# WRITTEN EXERCISE:
Present the data once more in exactly its original form.

[Stored records]

[Begin]

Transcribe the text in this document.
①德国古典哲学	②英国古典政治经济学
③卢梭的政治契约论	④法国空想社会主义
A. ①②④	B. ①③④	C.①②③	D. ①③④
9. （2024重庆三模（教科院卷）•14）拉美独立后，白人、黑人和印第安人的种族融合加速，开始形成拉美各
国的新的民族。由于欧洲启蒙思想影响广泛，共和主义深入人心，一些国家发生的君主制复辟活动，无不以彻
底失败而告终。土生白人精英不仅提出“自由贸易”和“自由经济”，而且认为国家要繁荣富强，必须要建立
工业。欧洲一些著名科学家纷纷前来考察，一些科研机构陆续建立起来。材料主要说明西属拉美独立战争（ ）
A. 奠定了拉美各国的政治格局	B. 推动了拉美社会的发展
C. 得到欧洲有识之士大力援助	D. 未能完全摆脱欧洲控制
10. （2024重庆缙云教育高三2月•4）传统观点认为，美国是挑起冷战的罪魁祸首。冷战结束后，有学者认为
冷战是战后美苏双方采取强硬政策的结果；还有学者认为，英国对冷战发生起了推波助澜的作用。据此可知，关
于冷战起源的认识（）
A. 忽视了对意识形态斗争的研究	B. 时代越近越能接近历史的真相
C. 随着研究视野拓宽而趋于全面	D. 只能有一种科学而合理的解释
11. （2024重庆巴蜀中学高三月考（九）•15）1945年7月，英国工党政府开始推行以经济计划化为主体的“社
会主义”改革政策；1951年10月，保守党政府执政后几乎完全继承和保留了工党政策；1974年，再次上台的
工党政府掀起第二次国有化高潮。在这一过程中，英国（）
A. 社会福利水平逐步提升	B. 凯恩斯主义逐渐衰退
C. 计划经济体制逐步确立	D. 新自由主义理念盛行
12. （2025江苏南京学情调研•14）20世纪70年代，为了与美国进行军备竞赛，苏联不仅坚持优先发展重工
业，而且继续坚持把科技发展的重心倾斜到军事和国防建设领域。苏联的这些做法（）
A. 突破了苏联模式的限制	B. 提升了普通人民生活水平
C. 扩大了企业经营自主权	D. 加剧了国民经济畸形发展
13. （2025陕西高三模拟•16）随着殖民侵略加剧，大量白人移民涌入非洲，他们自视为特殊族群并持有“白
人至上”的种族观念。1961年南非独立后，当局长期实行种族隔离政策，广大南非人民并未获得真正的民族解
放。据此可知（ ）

[End]

# FULL SOLUTION:
Transcribe the text in this document.
①德国古典哲学	②英国古典政治经济学
③卢梭的政治契约论	④法国空想社会主义
A. ①②④	B. ①③④	C.①②③	D. ①③④
9. （2024重庆三模（教科院卷）•14）拉美独立后，白人、黑人和印第安人的种族融合加速，开始形成拉美各
国的新的民族。由于欧洲启蒙思想影响广泛，共和主义深入人心，一些国家发生的君主制复辟活动，无不以彻
底失败而告终。土生白人精英不仅提出“自由贸易”和“自由经济”，而且认为国家要繁荣富强，必须要建立
工业。欧洲一些著名科学家纷纷前来考察，一些科研机构陆续建立起来。材料主要说明西属拉美独立战争（ ）
A. 奠定了拉美各国的政治格局	B. 推动了拉美社会的发展
C. 得到欧洲有识之士大力援助	D. 未能完全摆脱欧洲控制
10. （2024重庆缙云教育高三2月•4）传统观点认为，美国是挑起冷战的罪魁祸首。冷战结束后，有学者认为
冷战是战后美苏双方采取强硬政策的结果；还有学者认为，英国对冷战发生起了推波助澜的作用。据此可知，关
于冷战起源的认识（）
A. 忽视了对意识形态斗争的研究	B. 时代越近越能接近历史的真相
C. 随着研究视野拓宽而趋于全面	D. 只能有一种科学而合理的解释
11. （2024重庆巴蜀中学高三月考（九）•15）1945年7月，英国工党政府开始推行以经济计划化为主体的“社
会主义”改革政策；1951年10月，保守党政府执政后几乎完全继承和保留了工党政策；1974年，再次上台的
工党政府掀起第二次国有化高潮。在这一过程中，英国（）
A. 社会福利水平逐步提升	B. 凯恩斯主义逐渐衰退
C. 计划经济体制逐步确立	D. 新自由主义理念盛行
12. （2025江苏南京学情调研•14）20世纪70年代，为了与美国进行军备竞赛，苏联不仅坚持优先发展重工
业，而且继续坚持把科技发展的重心倾斜到军事和国防建设领域。苏联的这些做法（）
A. 突破了苏联模式的限制	B. 提升了普通人民生活水平
C. 扩大了企业经营自主权	D. 加剧了国民经济畸形发展
13. （2025陕西高三模拟•16）随着殖民侵略加剧，大量白人移民涌入非洲，他们自视为特殊族群并持有“白
人至上”的种族观念。1961年南非独立后，当局长期实行种族隔离政策，广大南非人民并未获得真正的民族解
放。据此可知（ ）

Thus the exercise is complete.